Data for the task
------------------------------

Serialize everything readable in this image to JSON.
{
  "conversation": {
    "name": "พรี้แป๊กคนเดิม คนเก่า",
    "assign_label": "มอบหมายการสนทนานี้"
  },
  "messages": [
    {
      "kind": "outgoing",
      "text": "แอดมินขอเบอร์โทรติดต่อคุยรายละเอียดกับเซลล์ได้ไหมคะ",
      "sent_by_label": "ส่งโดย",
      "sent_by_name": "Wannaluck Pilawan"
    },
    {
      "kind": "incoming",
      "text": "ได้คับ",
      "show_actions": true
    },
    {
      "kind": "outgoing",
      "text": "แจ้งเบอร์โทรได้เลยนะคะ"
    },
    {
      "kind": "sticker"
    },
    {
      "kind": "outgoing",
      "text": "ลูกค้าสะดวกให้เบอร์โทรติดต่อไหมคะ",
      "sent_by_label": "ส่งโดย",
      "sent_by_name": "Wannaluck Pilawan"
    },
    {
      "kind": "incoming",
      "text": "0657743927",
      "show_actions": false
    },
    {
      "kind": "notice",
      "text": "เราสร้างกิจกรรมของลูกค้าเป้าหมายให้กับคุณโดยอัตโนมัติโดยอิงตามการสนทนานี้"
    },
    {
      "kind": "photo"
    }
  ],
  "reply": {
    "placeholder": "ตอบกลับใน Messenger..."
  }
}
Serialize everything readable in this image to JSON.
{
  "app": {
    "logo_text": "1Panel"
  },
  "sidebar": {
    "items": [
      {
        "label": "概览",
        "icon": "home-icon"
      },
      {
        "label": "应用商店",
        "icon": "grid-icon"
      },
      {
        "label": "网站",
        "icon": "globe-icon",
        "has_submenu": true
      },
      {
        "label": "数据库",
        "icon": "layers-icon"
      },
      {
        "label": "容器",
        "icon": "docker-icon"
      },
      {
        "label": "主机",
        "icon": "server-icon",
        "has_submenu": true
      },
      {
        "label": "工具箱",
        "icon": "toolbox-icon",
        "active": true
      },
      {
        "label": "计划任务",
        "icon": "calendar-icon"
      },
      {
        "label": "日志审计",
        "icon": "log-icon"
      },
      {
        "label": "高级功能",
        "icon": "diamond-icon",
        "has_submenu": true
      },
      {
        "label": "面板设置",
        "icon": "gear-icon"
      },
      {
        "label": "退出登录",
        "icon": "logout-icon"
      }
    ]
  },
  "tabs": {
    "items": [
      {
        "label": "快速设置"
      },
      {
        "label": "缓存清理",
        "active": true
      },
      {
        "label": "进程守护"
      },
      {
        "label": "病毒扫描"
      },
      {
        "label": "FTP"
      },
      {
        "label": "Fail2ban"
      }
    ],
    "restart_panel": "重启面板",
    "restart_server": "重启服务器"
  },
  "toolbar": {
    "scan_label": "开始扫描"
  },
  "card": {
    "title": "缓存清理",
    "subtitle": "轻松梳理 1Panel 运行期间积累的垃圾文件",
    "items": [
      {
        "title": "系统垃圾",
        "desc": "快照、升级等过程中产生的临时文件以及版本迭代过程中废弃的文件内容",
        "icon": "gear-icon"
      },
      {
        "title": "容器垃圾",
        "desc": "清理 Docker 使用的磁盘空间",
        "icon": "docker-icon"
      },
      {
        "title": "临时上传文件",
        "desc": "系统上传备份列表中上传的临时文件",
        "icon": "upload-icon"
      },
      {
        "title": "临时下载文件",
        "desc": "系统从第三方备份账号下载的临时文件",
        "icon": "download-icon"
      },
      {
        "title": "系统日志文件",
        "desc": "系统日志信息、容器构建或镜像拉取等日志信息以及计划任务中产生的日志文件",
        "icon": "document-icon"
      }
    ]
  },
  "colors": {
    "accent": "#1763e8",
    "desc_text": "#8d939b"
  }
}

------------------------------

Required work
Reproduce the records above exactly.

Result of the exercise
Serialize everything readable in this image to JSON.
{
  "conversation": {
    "name": "พรี้แป๊กคนเดิม คนเก่า",
    "assign_label": "มอบหมายการสนทนานี้"
  },
  "messages": [
    {
      "kind": "outgoing",
      "text": "แอดมินขอเบอร์โทรติดต่อคุยรายละเอียดกับเซลล์ได้ไหมคะ",
      "sent_by_label": "ส่งโดย",
      "sent_by_name": "Wannaluck Pilawan"
    },
    {
      "kind": "incoming",
      "text": "ได้คับ",
      "show_actions": true
    },
    {
      "kind": "outgoing",
      "text": "แจ้งเบอร์โทรได้เลยนะคะ"
    },
    {
      "kind": "sticker"
    },
    {
      "kind": "outgoing",
      "text": "ลูกค้าสะดวกให้เบอร์โทรติดต่อไหมคะ",
      "sent_by_label": "ส่งโดย",
      "sent_by_name": "Wannaluck Pilawan"
    },
    {
      "kind": "incoming",
      "text": "0657743927",
      "show_actions": false
    },
    {
      "kind": "notice",
      "text": "เราสร้างกิจกรรมของลูกค้าเป้าหมายให้กับคุณโดยอัตโนมัติโดยอิงตามการสนทนานี้"
    },
    {
      "kind": "photo"
    }
  ],
  "reply": {
    "placeholder": "ตอบกลับใน Messenger..."
  }
}
Serialize everything readable in this image to JSON.
{
  "app": {
    "logo_text": "1Panel"
  },
  "sidebar": {
    "items": [
      {
        "label": "概览",
        "icon": "home-icon"
      },
      {
        "label": "应用商店",
        "icon": "grid-icon"
      },
      {
        "label": "网站",
        "icon": "globe-icon",
        "has_submenu": true
      },
      {
        "label": "数据库",
        "icon": "layers-icon"
      },
      {
        "label": "容器",
        "icon": "docker-icon"
      },
      {
        "label": "主机",
        "icon": "server-icon",
        "has_submenu": true
      },
      {
        "label": "工具箱",
        "icon": "toolbox-icon",
        "active": true
      },
      {
        "label": "计划任务",
        "icon": "calendar-icon"
      },
      {
        "label": "日志审计",
        "icon": "log-icon"
      },
      {
        "label": "高级功能",
        "icon": "diamond-icon",
        "has_submenu": true
      },
      {
        "label": "面板设置",
        "icon": "gear-icon"
      },
      {
        "label": "退出登录",
        "icon": "logout-icon"
      }
    ]
  },
  "tabs": {
    "items": [
      {
        "label": "快速设置"
      },
      {
        "label": "缓存清理",
        "active": true
      },
      {
        "label": "进程守护"
      },
      {
        "label": "病毒扫描"
      },
      {
        "label": "FTP"
      },
      {
        "label": "Fail2ban"
      }
    ],
    "restart_panel": "重启面板",
    "restart_server": "重启服务器"
  },
  "toolbar": {
    "scan_label": "开始扫描"
  },
  "card": {
    "title": "缓存清理",
    "subtitle": "轻松梳理 1Panel 运行期间积累的垃圾文件",
    "items": [
      {
        "title": "系统垃圾",
        "desc": "快照、升级等过程中产生的临时文件以及版本迭代过程中废弃的文件内容",
        "icon": "gear-icon"
      },
      {
        "title": "容器垃圾",
        "desc": "清理 Docker 使用的磁盘空间",
        "icon": "docker-icon"
      },
      {
        "title": "临时上传文件",
        "desc": "系统上传备份列表中上传的临时文件",
        "icon": "upload-icon"
      },
      {
        "title": "临时下载文件",
        "desc": "系统从第三方备份账号下载的临时文件",
        "icon": "download-icon"
      },
      {
        "title": "系统日志文件",
        "desc": "系统日志信息、容器构建或镜像拉取等日志信息以及计划任务中产生的日志文件",
        "icon": "document-icon"
      }
    ]
  },
  "colors": {
    "accent": "#1763e8",
    "desc_text": "#8d939b"
  }
}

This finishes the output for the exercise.